■ **Work to do**:
For each line below that contains the string "your", copy that line.

■ **Data for this exercise**:
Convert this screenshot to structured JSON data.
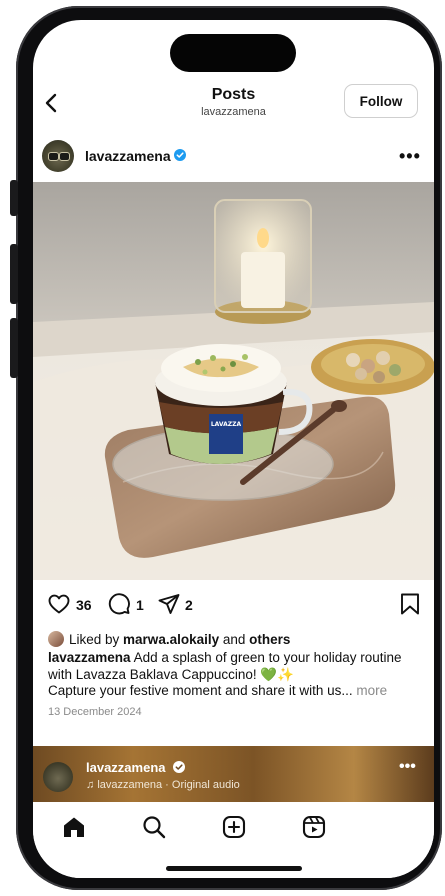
{
  "header": {
    "title": "Posts",
    "subtitle": "lavazzamena",
    "follow_label": "Follow",
    "back_icon": "chevron-left-icon"
  },
  "post": {
    "username": "lavazzamena",
    "verified": true,
    "more_icon": "more-horizontal-icon",
    "likes_count": "36",
    "comments_count": "1",
    "shares_count": "2",
    "liked_by_prefix": "Liked by ",
    "liked_by_user": "marwa.alokaily",
    "liked_by_mid": " and ",
    "liked_by_others": "others",
    "caption_text": " Add a splash of green to your holiday routine with Lavazza  Baklava Cappuccino! 💚✨",
    "caption_line2": "Capture your festive moment and share it with us...",
    "more_label": " more",
    "date": "13 December 2024",
    "cup_brand": "LAVAZZA"
  },
  "next_post": {
    "username": "lavazzamena",
    "audio": "lavazzamena · Original audio"
  },
  "navbar": {
    "items": [
      "home-icon",
      "search-icon",
      "create-icon",
      "reels-icon"
    ]
  },
  "colors": {
    "accent_blue": "#1d9bf0",
    "text": "#111111",
    "muted": "#8a8a8a"
  }
}
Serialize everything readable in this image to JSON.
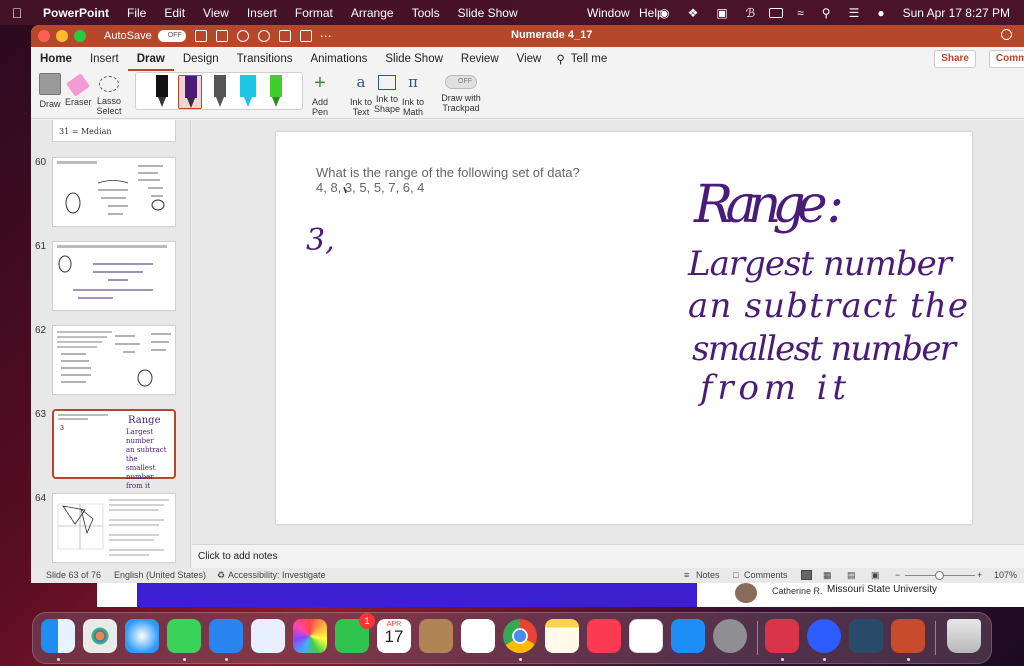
{
  "menubar": {
    "app": "PowerPoint",
    "items": [
      "File",
      "Edit",
      "View",
      "Insert",
      "Format",
      "Arrange",
      "Tools",
      "Slide Show"
    ],
    "window": "Window",
    "help": "Help",
    "clock": "Sun Apr 17  8:27 PM"
  },
  "titlebar": {
    "autosave": "AutoSave",
    "autosave_state": "OFF",
    "doc_title": "Numerade 4_17"
  },
  "tabs": [
    "Home",
    "Insert",
    "Draw",
    "Design",
    "Transitions",
    "Animations",
    "Slide Show",
    "Review",
    "View"
  ],
  "tell_me": "Tell me",
  "share": "Share",
  "comments_btn": "Comm",
  "ribbon": {
    "draw": "Draw",
    "eraser": "Eraser",
    "lasso": "Lasso",
    "lasso2": "Select",
    "add_pen": "Add Pen",
    "ink_text_1": "Ink to",
    "ink_text_2": "Text",
    "ink_shape_1": "Ink to",
    "ink_shape_2": "Shape",
    "ink_math_1": "Ink to",
    "ink_math_2": "Math",
    "trackpad_1": "Draw with",
    "trackpad_2": "Trackpad",
    "trackpad_state": "OFF",
    "pen_colors": [
      "#222222",
      "#4a1c78",
      "#555555",
      "#1ec6e6",
      "#3fcf2a"
    ]
  },
  "thumbnails": {
    "numbers": [
      "60",
      "61",
      "62",
      "63",
      "64"
    ],
    "top_partial_text": "31 = Median",
    "slide63_lines": [
      "Range",
      "Largest number",
      "an subtract the",
      "smallest number",
      "from it"
    ]
  },
  "slide": {
    "question": "What is the range of the following set of data?",
    "dataset": "4, 8, 3, 5, 5, 7, 6, 4",
    "ink_answer": "3,",
    "ink_heading": "Range :",
    "ink_lines": [
      "Largest number",
      "an subtract the",
      "smallest number",
      "from it"
    ],
    "ink_color": "#4a1c78"
  },
  "notes_placeholder": "Click to add notes",
  "status": {
    "slide": "Slide 63 of 76",
    "language": "English (United States)",
    "accessibility": "Accessibility: Investigate",
    "notes": "Notes",
    "comments": "Comments",
    "zoom": "107%"
  },
  "behind": {
    "name": "Catherine R.",
    "school": "Missouri State University"
  },
  "dock": {
    "calendar_month": "APR",
    "calendar_day": "17",
    "facetime_badge": "1"
  }
}
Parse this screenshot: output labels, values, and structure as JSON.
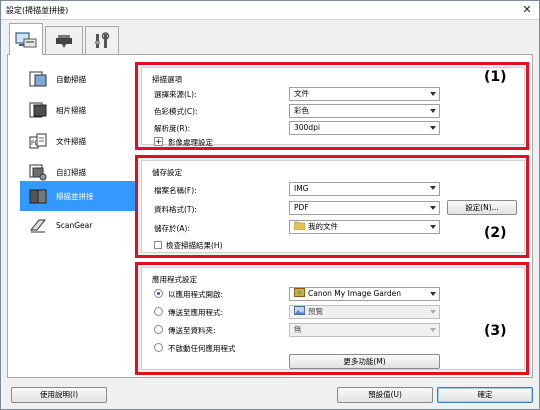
{
  "window": {
    "title": "設定(掃描並拼接)"
  },
  "sidebar": {
    "items": [
      {
        "label": "自動掃描",
        "icon": "auto-scan-icon"
      },
      {
        "label": "相片掃描",
        "icon": "photo-scan-icon"
      },
      {
        "label": "文件掃描",
        "icon": "document-scan-icon"
      },
      {
        "label": "自訂掃描",
        "icon": "custom-scan-icon"
      },
      {
        "label": "掃描並拼接",
        "icon": "stitch-scan-icon",
        "selected": true
      },
      {
        "label": "ScanGear",
        "icon": "scangear-icon"
      }
    ]
  },
  "scan_options": {
    "marker": "(1)",
    "title": "掃描選項",
    "source_label": "選擇來源(L):",
    "source_value": "文件",
    "color_mode_label": "色彩模式(C):",
    "color_mode_value": "彩色",
    "resolution_label": "解析度(R):",
    "resolution_value": "300dpi",
    "image_processing_label": "影像處理設定"
  },
  "save_settings": {
    "marker": "(2)",
    "title": "儲存設定",
    "file_name_label": "檔案名稱(F):",
    "file_name_value": "IMG",
    "data_format_label": "資料格式(T):",
    "data_format_value": "PDF",
    "settings_button": "設定(N)...",
    "save_in_label": "儲存於(A):",
    "save_in_value": "我的文件",
    "check_results_label": "檢查掃描結果(H)"
  },
  "app_settings": {
    "marker": "(3)",
    "title": "應用程式設定",
    "options": [
      {
        "label": "以應用程式開啟:",
        "value": "Canon My Image Garden",
        "checked": true,
        "disabled": false
      },
      {
        "label": "傳送至應用程式:",
        "value": "預覽",
        "checked": false,
        "disabled": true
      },
      {
        "label": "傳送至資料夾:",
        "value": "無",
        "checked": false,
        "disabled": true
      },
      {
        "label": "不啟動任何應用程式",
        "checked": false
      }
    ],
    "more_functions_button": "更多功能(M)"
  },
  "footer": {
    "help_button": "使用說明(I)",
    "defaults_button": "預設值(U)",
    "ok_button": "確定"
  },
  "colors": {
    "highlight_red": "#e0101e",
    "selection_blue": "#3399ff"
  }
}
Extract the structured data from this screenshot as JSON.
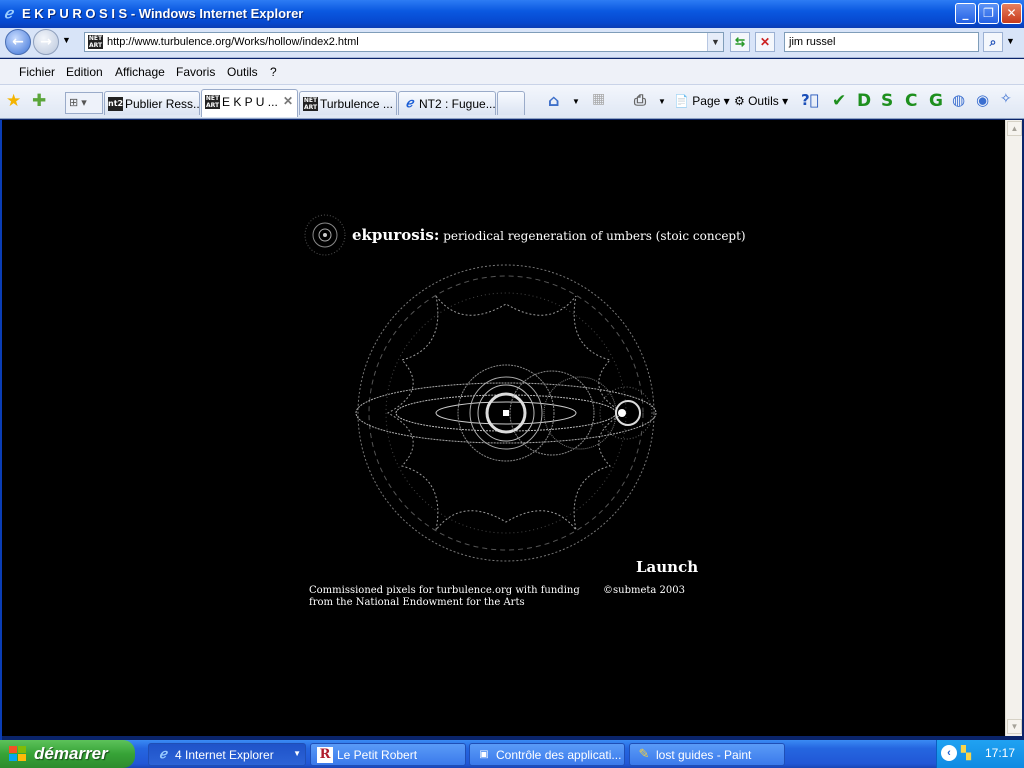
{
  "window": {
    "title": "E K P U R O S I S - Windows Internet Explorer"
  },
  "address": {
    "url": "http://www.turbulence.org/Works/hollow/index2.html",
    "search_value": "jim russel"
  },
  "menu": [
    "Fichier",
    "Edition",
    "Affichage",
    "Favoris",
    "Outils",
    "?"
  ],
  "tabs": [
    {
      "label": "Publier Ress...",
      "fav": "nt2",
      "active": false
    },
    {
      "label": "E K P U ...",
      "fav": "NET ART",
      "active": true
    },
    {
      "label": "Turbulence ...",
      "fav": "NET ART",
      "active": false
    },
    {
      "label": "NT2 : Fugue...",
      "fav": "ie",
      "active": false
    }
  ],
  "toolbar": {
    "page_label": "Page",
    "tools_label": "Outils",
    "letters": [
      "D",
      "S",
      "C",
      "G"
    ]
  },
  "page": {
    "title_bold": "ekpurosis:",
    "title_rest": " periodical regeneration of umbers (stoic concept)",
    "launch": "Launch",
    "credits_line1": "Commissioned pixels for turbulence.org with funding",
    "credits_line2": "from the National Endowment for the Arts",
    "copyright": "©submeta 2003"
  },
  "taskbar": {
    "start": "démarrer",
    "tasks": [
      {
        "label": "4 Internet Explorer",
        "icon": "ie-icon",
        "active": true
      },
      {
        "label": "Le Petit Robert",
        "icon": "robert-icon",
        "active": false
      },
      {
        "label": "Contrôle des applicati...",
        "icon": "app-control-icon",
        "active": false
      },
      {
        "label": "lost guides - Paint",
        "icon": "paint-icon",
        "active": false
      }
    ],
    "clock": "17:17"
  },
  "colors": {
    "accent": "#0a58e0",
    "content_bg": "#000000",
    "start_green": "#37a337"
  }
}
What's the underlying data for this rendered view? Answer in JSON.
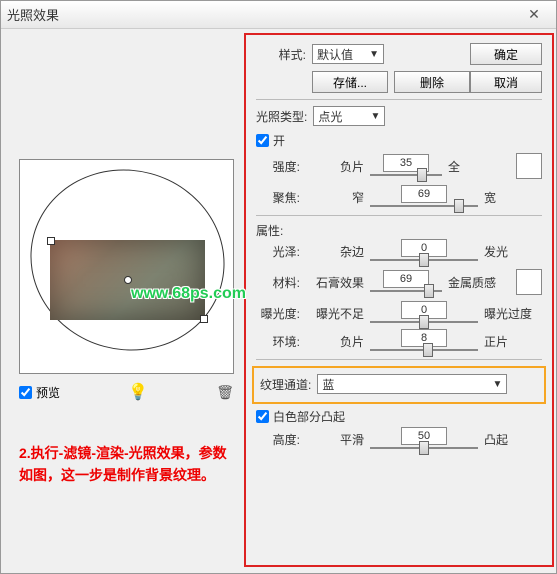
{
  "title": "光照效果",
  "buttons": {
    "ok": "确定",
    "cancel": "取消",
    "save": "存储...",
    "delete": "删除"
  },
  "style": {
    "label": "样式:",
    "value": "默认值"
  },
  "lightType": {
    "label": "光照类型:",
    "value": "点光"
  },
  "on": {
    "label": "开",
    "checked": true
  },
  "intensity": {
    "label": "强度:",
    "left": "负片",
    "right": "全",
    "value": "35",
    "pos": 72
  },
  "focus": {
    "label": "聚焦:",
    "left": "窄",
    "right": "宽",
    "value": "69",
    "pos": 82
  },
  "propsHeader": "属性:",
  "gloss": {
    "label": "光泽:",
    "left": "杂边",
    "right": "发光",
    "value": "0",
    "pos": 50
  },
  "material": {
    "label": "材料:",
    "left": "石膏效果",
    "right": "金属质感",
    "value": "69",
    "pos": 82
  },
  "exposure": {
    "label": "曝光度:",
    "left": "曝光不足",
    "right": "曝光过度",
    "value": "0",
    "pos": 50
  },
  "ambience": {
    "label": "环境:",
    "left": "负片",
    "right": "正片",
    "value": "8",
    "pos": 54
  },
  "textureChannel": {
    "label": "纹理通道:",
    "value": "蓝"
  },
  "whiteHigh": {
    "label": "白色部分凸起",
    "checked": true
  },
  "height": {
    "label": "高度:",
    "left": "平滑",
    "right": "凸起",
    "value": "50",
    "pos": 50
  },
  "preview": {
    "label": "预览",
    "checked": true
  },
  "note": "2.执行-滤镜-渲染-光照效果，参数如图，这一步是制作背景纹理。",
  "watermark": "www.68ps.com"
}
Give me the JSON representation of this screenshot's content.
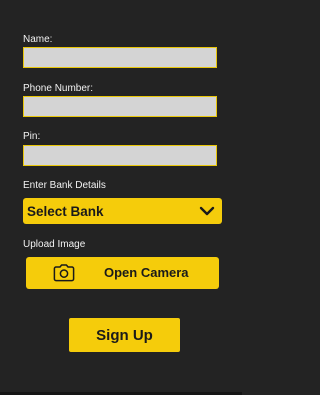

■ **Right answer**:
    "caption_text": " Add a splash of green to your holiday routine with Lavazza  Baklava Cappuccino! 💚✨",
    "caption_line2": "Capture your festive moment and share it with us...",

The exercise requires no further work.